Extracted information
- - - - - - -
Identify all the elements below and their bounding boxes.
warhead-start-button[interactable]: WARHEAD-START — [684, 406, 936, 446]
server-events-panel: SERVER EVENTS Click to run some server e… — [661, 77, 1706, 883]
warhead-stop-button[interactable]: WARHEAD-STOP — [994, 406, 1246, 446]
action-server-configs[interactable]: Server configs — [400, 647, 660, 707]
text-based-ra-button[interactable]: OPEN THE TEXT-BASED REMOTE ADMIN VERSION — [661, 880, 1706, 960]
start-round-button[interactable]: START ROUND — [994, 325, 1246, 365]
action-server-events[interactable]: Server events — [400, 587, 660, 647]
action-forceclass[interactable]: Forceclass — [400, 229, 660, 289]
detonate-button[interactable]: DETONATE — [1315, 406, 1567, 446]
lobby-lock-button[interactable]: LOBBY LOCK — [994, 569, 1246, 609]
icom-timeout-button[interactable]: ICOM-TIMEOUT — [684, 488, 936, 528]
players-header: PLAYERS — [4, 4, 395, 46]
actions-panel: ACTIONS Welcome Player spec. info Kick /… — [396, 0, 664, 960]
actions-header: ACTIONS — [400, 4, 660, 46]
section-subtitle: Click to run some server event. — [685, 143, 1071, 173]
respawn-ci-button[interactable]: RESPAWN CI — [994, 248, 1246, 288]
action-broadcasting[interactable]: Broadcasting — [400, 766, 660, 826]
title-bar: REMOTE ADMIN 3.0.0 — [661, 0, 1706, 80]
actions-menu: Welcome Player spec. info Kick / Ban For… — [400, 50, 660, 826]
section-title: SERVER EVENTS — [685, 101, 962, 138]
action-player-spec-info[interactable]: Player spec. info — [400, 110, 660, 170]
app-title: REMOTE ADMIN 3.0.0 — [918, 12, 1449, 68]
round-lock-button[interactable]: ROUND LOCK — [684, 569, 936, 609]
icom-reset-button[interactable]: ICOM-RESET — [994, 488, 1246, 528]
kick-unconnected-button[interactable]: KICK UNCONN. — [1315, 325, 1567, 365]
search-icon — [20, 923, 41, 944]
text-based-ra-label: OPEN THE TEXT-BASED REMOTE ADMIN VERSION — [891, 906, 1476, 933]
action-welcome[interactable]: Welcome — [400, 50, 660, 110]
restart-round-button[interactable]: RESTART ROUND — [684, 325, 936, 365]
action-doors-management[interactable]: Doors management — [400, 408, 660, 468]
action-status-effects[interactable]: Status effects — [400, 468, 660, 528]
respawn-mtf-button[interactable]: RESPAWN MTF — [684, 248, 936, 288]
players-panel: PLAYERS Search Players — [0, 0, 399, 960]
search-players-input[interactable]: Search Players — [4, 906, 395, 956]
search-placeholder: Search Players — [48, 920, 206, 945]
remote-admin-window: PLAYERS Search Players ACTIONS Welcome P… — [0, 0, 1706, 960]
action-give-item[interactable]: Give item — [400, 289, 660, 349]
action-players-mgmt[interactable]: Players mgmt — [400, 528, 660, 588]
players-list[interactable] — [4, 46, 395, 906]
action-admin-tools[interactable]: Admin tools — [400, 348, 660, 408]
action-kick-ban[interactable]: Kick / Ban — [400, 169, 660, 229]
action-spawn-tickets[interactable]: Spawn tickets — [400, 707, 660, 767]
- - - - - - -
Work to complete
Return every line of the listing above unchanged, character for character.

Result below
Identify all the elements below and their bounding boxes.
warhead-start-button[interactable]: WARHEAD-START — [684, 406, 936, 446]
server-events-panel: SERVER EVENTS Click to run some server e… — [661, 77, 1706, 883]
warhead-stop-button[interactable]: WARHEAD-STOP — [994, 406, 1246, 446]
action-server-configs[interactable]: Server configs — [400, 647, 660, 707]
text-based-ra-button[interactable]: OPEN THE TEXT-BASED REMOTE ADMIN VERSION — [661, 880, 1706, 960]
start-round-button[interactable]: START ROUND — [994, 325, 1246, 365]
action-server-events[interactable]: Server events — [400, 587, 660, 647]
action-forceclass[interactable]: Forceclass — [400, 229, 660, 289]
detonate-button[interactable]: DETONATE — [1315, 406, 1567, 446]
lobby-lock-button[interactable]: LOBBY LOCK — [994, 569, 1246, 609]
icom-timeout-button[interactable]: ICOM-TIMEOUT — [684, 488, 936, 528]
players-header: PLAYERS — [4, 4, 395, 46]
actions-panel: ACTIONS Welcome Player spec. info Kick /… — [396, 0, 664, 960]
actions-header: ACTIONS — [400, 4, 660, 46]
section-subtitle: Click to run some server event. — [685, 143, 1071, 173]
respawn-ci-button[interactable]: RESPAWN CI — [994, 248, 1246, 288]
action-broadcasting[interactable]: Broadcasting — [400, 766, 660, 826]
title-bar: REMOTE ADMIN 3.0.0 — [661, 0, 1706, 80]
actions-menu: Welcome Player spec. info Kick / Ban For… — [400, 50, 660, 826]
section-title: SERVER EVENTS — [685, 101, 962, 138]
action-player-spec-info[interactable]: Player spec. info — [400, 110, 660, 170]
app-title: REMOTE ADMIN 3.0.0 — [918, 12, 1449, 68]
round-lock-button[interactable]: ROUND LOCK — [684, 569, 936, 609]
icom-reset-button[interactable]: ICOM-RESET — [994, 488, 1246, 528]
kick-unconnected-button[interactable]: KICK UNCONN. — [1315, 325, 1567, 365]
search-icon — [20, 923, 41, 944]
text-based-ra-label: OPEN THE TEXT-BASED REMOTE ADMIN VERSION — [891, 906, 1476, 933]
action-welcome[interactable]: Welcome — [400, 50, 660, 110]
restart-round-button[interactable]: RESTART ROUND — [684, 325, 936, 365]
action-doors-management[interactable]: Doors management — [400, 408, 660, 468]
action-status-effects[interactable]: Status effects — [400, 468, 660, 528]
respawn-mtf-button[interactable]: RESPAWN MTF — [684, 248, 936, 288]
players-panel: PLAYERS Search Players — [0, 0, 399, 960]
search-players-input[interactable]: Search Players — [4, 906, 395, 956]
search-placeholder: Search Players — [48, 920, 206, 945]
remote-admin-window: PLAYERS Search Players ACTIONS Welcome P… — [0, 0, 1706, 960]
action-give-item[interactable]: Give item — [400, 289, 660, 349]
action-players-mgmt[interactable]: Players mgmt — [400, 528, 660, 588]
players-list[interactable] — [4, 46, 395, 906]
action-admin-tools[interactable]: Admin tools — [400, 348, 660, 408]
action-kick-ban[interactable]: Kick / Ban — [400, 169, 660, 229]
action-spawn-tickets[interactable]: Spawn tickets — [400, 707, 660, 767]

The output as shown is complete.